Return the entries below verbatim. Pictures stay out.

[Material shown]
┌──

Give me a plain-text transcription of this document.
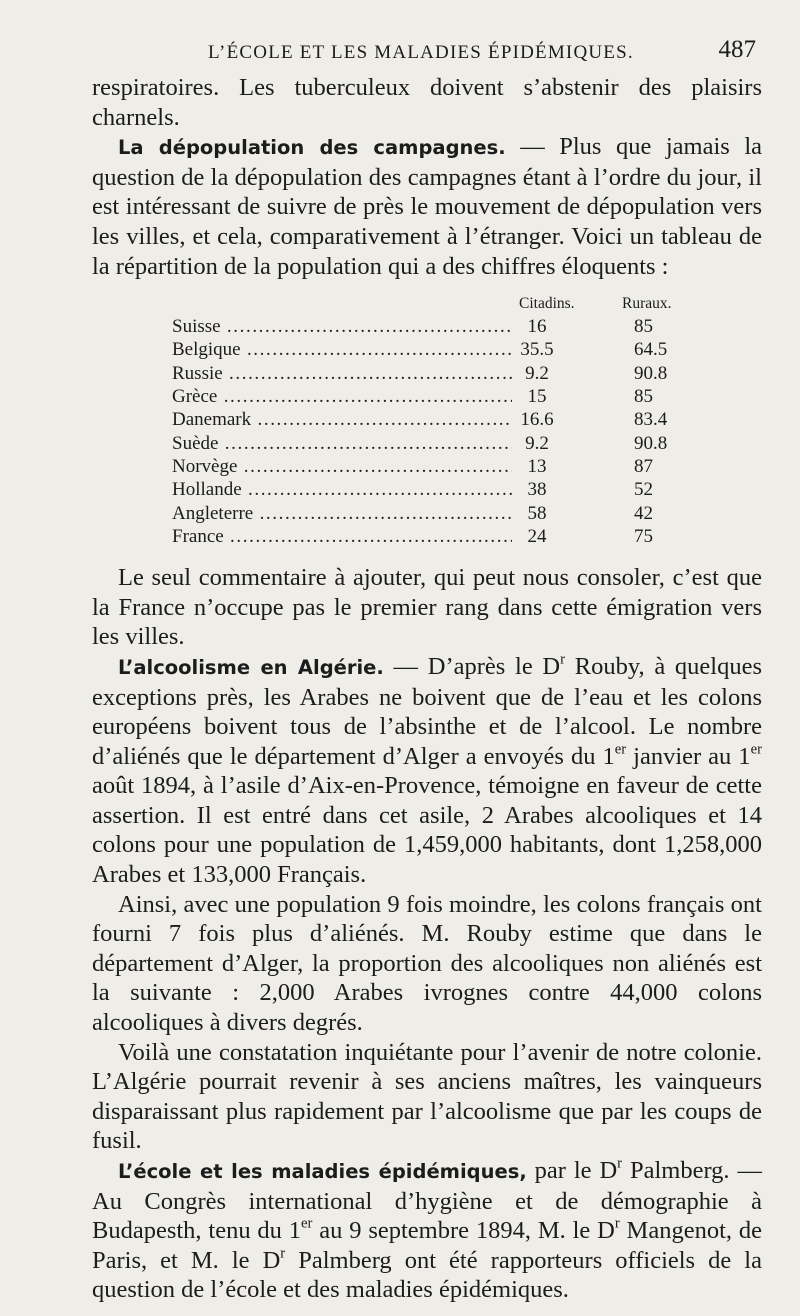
L’ÉCOLE ET LES MALADIES ÉPIDÉMIQUES.	487

respiratoires. Les tuberculeux doivent s’abstenir des plaisirs charnels.

La dépopulation des campagnes. — Plus que jamais la question de la dépopulation des campagnes étant à l’ordre du jour, il est intéressant de suivre de près le mouvement de dépopulation vers les villes, et cela, comparativement à l’étranger. Voici un tableau de la répartition de la population qui a des chiffres éloquents :

Citadins.	Ruraux.
Suisse .....	16	85
Belgique .....	35.5	64.5
Russie .....	9.2	90.8
Grèce .....	15	85
Danemark .....	16.6	83.4
Suède .....	9.2	90.8
Norvège .....	13	87
Hollande .....	38	52
Angleterre .....	58	42
France .....	24	75

Le seul commentaire à ajouter, qui peut nous consoler, c’est que la France n’occupe pas le premier rang dans cette émigration vers les villes.

L’alcoolisme en Algérie. — D’après le $D^r$ Rouby, à quelques exceptions près, les Arabes ne boivent que de l’eau et les colons européens boivent tous de l’absinthe et de l’alcool. Le nombre d’aliénés que le département d’Alger a envoyés du 1er janvier au 1er août 1894, à l’asile d’Aix-en-Provence, témoigne en faveur de cette assertion. Il est entré dans cet asile, 2 Arabes alcooliques et 14 colons pour une population de 1,459,000 habitants, dont 1,258,000 Arabes et 133,000 Français.

Ainsi, avec une population 9 fois moindre, les colons français ont fourni 7 fois plus d’aliénés. M. Rouby estime que dans le département d’Alger, la proportion des alcooliques non aliénés est la suivante : 2,000 Arabes ivrognes contre 44,000 colons alcooliques à divers degrés.

Voilà une constatation inquiétante pour l’avenir de notre colonie. L’Algérie pourrait revenir à ses anciens maîtres, les vainqueurs disparaissant plus rapidement par l’alcoolisme que par les coups de fusil.

L’école et les maladies épidémiques, par le $D^r$ Palmberg. — Au Congrès international d’hygiène et de démographie à Budapesth, tenu du 1er au 9 septembre 1894, M. le $D^r$ Mangenot, de Paris, et M. le $D^r$ Palmberg ont été rapporteurs officiels de la question de l’école et des maladies épidémiques.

└──

[Answer in full]
Give me a plain-text transcription of this document.
L’ÉCOLE ET LES MALADIES ÉPIDÉMIQUES.	487

respiratoires. Les tuberculeux doivent s’abstenir des plaisirs charnels.

La dépopulation des campagnes. — Plus que jamais la question de la dépopulation des campagnes étant à l’ordre du jour, il est intéressant de suivre de près le mouvement de dépopulation vers les villes, et cela, comparativement à l’étranger. Voici un tableau de la répartition de la population qui a des chiffres éloquents :

Citadins.	Ruraux.
Suisse .....	16	85
Belgique .....	35.5	64.5
Russie .....	9.2	90.8
Grèce .....	15	85
Danemark .....	16.6	83.4
Suède .....	9.2	90.8
Norvège .....	13	87
Hollande .....	38	52
Angleterre .....	58	42
France .....	24	75

Le seul commentaire à ajouter, qui peut nous consoler, c’est que la France n’occupe pas le premier rang dans cette émigration vers les villes.

L’alcoolisme en Algérie. — D’après le $D^r$ Rouby, à quelques exceptions près, les Arabes ne boivent que de l’eau et les colons européens boivent tous de l’absinthe et de l’alcool. Le nombre d’aliénés que le département d’Alger a envoyés du 1er janvier au 1er août 1894, à l’asile d’Aix-en-Provence, témoigne en faveur de cette assertion. Il est entré dans cet asile, 2 Arabes alcooliques et 14 colons pour une population de 1,459,000 habitants, dont 1,258,000 Arabes et 133,000 Français.

Ainsi, avec une population 9 fois moindre, les colons français ont fourni 7 fois plus d’aliénés. M. Rouby estime que dans le département d’Alger, la proportion des alcooliques non aliénés est la suivante : 2,000 Arabes ivrognes contre 44,000 colons alcooliques à divers degrés.

Voilà une constatation inquiétante pour l’avenir de notre colonie. L’Algérie pourrait revenir à ses anciens maîtres, les vainqueurs disparaissant plus rapidement par l’alcoolisme que par les coups de fusil.

L’école et les maladies épidémiques, par le $D^r$ Palmberg. — Au Congrès international d’hygiène et de démographie à Budapesth, tenu du 1er au 9 septembre 1894, M. le $D^r$ Mangenot, de Paris, et M. le $D^r$ Palmberg ont été rapporteurs officiels de la question de l’école et des maladies épidémiques.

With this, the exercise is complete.